[A run of records]
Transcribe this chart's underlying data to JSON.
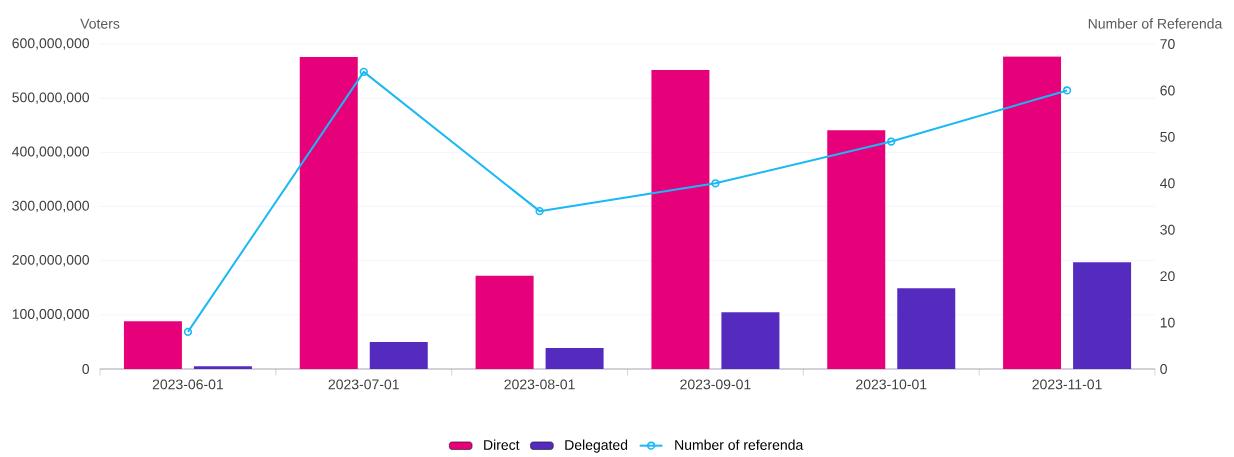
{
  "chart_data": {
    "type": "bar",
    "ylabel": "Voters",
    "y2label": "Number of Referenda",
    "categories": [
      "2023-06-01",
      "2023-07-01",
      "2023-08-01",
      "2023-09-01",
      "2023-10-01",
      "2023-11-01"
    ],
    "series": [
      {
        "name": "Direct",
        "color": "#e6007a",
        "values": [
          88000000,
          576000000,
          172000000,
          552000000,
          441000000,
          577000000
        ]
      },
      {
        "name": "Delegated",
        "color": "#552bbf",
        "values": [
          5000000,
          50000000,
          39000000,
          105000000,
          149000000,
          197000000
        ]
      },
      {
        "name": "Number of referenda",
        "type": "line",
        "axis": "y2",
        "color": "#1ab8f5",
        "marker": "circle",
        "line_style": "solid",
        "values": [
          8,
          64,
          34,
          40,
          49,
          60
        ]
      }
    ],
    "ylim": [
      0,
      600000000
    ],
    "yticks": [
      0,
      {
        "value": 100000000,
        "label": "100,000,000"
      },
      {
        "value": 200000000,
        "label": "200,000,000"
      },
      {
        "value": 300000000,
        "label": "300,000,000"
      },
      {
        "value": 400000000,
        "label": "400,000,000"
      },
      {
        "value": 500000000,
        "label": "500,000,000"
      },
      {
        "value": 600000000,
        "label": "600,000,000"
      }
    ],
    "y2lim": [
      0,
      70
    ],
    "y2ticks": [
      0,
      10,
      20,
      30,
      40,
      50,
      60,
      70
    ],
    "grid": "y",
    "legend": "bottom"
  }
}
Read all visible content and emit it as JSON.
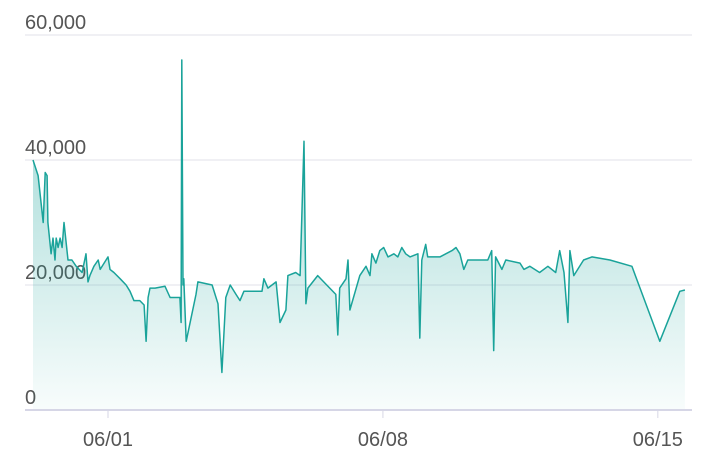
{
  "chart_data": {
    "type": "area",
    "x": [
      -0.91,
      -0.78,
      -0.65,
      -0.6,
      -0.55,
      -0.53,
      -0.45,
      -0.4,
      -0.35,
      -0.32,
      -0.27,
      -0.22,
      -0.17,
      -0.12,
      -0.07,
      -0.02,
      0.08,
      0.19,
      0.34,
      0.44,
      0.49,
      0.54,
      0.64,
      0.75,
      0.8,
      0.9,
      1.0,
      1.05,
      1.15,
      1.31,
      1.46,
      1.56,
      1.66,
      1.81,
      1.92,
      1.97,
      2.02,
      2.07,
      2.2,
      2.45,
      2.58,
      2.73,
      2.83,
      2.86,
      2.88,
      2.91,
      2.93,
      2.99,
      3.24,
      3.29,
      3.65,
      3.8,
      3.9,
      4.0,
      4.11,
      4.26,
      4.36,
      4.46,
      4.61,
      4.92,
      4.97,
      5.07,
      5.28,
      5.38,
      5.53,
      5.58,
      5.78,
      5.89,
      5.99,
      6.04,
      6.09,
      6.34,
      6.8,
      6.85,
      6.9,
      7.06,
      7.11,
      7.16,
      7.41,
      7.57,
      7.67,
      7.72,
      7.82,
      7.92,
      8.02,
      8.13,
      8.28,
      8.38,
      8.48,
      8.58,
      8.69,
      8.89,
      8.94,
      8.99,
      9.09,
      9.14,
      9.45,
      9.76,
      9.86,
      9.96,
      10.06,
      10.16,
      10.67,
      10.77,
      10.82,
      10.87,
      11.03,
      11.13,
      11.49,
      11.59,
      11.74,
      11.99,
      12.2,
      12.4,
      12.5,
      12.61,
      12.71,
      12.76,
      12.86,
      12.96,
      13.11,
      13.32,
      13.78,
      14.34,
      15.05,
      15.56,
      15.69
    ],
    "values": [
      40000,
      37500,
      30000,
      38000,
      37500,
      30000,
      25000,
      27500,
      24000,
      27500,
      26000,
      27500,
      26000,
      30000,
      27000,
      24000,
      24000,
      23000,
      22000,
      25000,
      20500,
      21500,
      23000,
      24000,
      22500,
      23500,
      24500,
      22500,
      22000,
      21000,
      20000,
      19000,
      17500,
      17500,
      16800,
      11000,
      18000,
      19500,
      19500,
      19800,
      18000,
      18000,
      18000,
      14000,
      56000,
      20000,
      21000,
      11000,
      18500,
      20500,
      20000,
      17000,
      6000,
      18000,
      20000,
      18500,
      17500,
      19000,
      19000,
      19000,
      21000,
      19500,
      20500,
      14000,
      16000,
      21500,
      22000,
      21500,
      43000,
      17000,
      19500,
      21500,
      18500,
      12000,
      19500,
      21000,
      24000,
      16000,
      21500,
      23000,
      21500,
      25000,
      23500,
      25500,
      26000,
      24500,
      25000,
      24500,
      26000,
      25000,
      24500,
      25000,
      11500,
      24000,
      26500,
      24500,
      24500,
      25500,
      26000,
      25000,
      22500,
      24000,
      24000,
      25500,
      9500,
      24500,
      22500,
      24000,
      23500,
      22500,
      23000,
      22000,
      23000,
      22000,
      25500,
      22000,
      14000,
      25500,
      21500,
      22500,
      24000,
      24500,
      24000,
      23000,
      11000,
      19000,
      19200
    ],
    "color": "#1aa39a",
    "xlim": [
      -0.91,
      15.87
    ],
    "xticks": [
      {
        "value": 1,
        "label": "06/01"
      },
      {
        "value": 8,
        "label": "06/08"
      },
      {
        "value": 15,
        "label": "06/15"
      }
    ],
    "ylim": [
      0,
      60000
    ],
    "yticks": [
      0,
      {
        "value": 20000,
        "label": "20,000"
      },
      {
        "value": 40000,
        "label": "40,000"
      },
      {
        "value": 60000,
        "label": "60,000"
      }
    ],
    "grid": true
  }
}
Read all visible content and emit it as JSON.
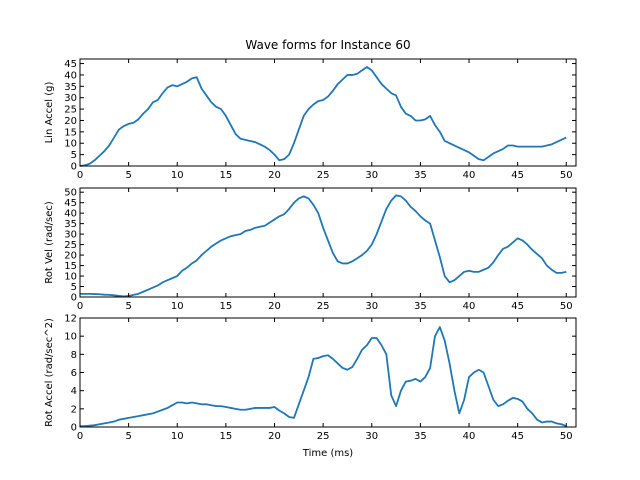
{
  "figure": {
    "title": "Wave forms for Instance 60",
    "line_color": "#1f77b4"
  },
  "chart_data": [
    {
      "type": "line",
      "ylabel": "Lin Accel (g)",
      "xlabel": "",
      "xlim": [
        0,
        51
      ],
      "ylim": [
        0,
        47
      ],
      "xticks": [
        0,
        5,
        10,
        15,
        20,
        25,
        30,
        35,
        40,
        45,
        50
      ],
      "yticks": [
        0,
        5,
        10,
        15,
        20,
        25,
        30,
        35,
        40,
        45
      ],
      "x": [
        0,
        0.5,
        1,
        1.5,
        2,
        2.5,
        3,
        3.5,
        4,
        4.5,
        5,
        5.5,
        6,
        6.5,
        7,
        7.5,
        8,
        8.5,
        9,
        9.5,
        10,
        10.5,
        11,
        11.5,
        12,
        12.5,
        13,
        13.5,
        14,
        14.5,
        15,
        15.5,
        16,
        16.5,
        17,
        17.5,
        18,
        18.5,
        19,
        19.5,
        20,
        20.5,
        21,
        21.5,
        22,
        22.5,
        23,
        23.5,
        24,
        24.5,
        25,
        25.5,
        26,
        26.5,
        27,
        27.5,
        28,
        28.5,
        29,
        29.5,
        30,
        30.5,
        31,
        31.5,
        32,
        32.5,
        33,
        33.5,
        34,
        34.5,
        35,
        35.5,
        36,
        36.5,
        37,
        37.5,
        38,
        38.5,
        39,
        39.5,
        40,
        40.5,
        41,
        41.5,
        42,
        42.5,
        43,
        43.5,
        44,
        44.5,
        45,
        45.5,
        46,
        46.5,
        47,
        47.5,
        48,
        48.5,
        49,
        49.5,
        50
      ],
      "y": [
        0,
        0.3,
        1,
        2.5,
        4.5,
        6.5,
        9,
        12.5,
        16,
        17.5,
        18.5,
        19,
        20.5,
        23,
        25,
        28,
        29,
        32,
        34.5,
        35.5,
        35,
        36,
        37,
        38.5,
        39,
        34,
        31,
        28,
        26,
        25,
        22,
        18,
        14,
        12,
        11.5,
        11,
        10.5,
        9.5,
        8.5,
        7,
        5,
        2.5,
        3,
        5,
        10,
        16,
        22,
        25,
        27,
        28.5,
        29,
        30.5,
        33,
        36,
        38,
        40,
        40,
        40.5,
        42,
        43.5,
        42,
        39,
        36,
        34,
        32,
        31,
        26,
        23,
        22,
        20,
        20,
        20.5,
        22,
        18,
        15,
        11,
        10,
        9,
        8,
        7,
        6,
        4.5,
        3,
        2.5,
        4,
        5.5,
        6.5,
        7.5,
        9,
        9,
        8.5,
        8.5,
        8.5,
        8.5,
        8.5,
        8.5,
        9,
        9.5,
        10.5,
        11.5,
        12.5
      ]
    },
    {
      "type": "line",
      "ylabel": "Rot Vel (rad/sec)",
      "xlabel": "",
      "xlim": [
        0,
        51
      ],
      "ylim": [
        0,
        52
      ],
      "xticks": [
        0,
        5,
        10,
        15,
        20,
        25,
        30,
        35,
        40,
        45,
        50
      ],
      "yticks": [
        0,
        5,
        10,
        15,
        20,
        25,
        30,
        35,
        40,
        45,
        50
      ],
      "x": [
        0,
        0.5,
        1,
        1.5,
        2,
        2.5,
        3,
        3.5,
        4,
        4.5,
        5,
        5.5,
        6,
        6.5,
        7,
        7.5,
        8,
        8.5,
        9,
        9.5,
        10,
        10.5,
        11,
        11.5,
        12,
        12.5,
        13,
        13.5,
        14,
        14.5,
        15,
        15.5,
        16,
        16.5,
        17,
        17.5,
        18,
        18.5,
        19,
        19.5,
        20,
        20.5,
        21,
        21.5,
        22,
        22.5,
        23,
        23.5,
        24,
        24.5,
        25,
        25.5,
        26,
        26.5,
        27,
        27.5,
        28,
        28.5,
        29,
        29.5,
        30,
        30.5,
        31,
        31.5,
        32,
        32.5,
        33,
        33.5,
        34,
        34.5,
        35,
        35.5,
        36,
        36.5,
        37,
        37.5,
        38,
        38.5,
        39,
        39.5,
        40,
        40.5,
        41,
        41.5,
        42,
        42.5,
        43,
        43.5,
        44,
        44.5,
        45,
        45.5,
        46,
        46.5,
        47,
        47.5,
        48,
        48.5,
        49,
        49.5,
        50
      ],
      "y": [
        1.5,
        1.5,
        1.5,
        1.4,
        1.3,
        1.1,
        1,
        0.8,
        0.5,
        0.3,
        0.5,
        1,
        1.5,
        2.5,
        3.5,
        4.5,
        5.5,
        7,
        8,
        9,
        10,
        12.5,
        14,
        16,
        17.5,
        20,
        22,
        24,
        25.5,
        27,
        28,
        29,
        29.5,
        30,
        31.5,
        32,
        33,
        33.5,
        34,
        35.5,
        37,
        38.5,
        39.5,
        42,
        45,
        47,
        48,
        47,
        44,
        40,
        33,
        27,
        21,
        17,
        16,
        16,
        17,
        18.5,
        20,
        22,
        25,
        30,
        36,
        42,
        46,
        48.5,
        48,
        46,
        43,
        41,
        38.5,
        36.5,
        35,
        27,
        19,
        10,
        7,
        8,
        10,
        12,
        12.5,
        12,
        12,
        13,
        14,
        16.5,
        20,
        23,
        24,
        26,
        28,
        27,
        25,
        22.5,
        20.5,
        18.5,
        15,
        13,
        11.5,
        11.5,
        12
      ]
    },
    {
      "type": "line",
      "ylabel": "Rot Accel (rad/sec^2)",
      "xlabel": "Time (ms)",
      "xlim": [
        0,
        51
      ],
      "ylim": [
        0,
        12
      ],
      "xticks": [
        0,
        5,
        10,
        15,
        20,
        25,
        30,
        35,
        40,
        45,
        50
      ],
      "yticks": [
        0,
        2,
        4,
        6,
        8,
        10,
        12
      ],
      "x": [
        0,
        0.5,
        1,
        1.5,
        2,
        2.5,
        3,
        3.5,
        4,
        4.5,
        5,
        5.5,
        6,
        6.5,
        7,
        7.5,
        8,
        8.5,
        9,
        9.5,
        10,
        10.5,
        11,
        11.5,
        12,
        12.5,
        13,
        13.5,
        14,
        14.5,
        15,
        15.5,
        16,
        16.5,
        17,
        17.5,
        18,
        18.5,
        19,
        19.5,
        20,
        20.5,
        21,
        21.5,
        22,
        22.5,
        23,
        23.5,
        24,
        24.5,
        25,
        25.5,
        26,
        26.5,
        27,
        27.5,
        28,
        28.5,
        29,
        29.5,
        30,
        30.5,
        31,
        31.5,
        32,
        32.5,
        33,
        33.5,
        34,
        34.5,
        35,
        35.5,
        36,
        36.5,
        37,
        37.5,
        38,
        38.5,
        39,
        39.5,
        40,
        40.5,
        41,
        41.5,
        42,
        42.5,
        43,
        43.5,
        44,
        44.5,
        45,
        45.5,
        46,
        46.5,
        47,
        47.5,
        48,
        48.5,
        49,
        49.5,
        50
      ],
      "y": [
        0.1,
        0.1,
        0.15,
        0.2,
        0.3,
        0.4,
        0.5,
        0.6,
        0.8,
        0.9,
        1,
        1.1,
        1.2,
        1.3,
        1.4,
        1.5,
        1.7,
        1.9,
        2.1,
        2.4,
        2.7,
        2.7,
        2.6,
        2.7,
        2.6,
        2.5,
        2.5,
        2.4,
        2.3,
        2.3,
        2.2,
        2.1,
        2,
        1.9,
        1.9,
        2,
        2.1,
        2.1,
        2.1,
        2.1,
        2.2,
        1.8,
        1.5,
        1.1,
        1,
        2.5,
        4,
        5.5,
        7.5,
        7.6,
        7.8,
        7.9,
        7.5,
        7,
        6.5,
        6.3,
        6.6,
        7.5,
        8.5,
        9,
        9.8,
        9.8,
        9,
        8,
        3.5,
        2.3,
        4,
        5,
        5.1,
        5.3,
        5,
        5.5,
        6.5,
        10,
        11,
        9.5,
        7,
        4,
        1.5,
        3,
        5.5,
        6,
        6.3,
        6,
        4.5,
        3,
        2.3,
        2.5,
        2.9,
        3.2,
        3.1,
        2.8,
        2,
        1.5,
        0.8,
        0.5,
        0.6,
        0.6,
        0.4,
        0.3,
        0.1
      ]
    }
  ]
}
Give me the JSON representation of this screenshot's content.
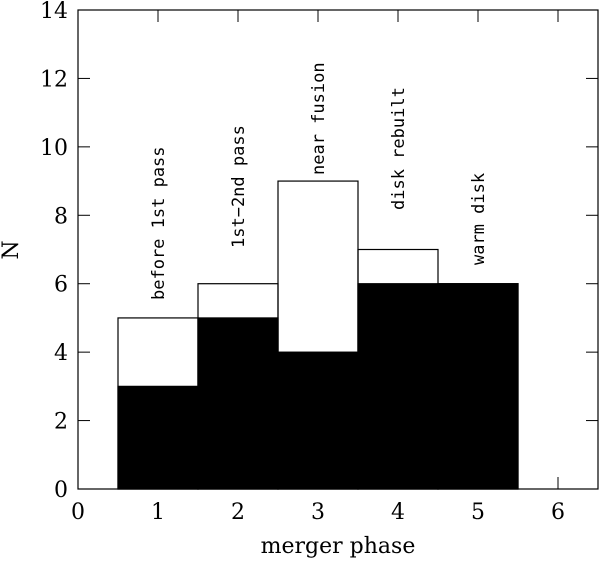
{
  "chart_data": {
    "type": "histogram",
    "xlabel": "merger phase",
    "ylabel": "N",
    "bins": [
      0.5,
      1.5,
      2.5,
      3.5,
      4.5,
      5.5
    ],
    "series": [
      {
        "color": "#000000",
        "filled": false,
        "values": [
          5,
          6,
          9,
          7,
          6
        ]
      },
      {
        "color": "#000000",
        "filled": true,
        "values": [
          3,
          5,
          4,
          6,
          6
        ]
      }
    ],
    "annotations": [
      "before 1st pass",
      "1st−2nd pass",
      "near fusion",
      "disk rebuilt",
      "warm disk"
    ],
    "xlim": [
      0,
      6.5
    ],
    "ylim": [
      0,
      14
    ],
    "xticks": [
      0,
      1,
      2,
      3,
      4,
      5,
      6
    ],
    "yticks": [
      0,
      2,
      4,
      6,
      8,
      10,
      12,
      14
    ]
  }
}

[What to work on] In the listing, find all lines with the string "Number" and copy them.

[Response]
    "y2label": "Number of Referenda",
        "name": "Number of referenda",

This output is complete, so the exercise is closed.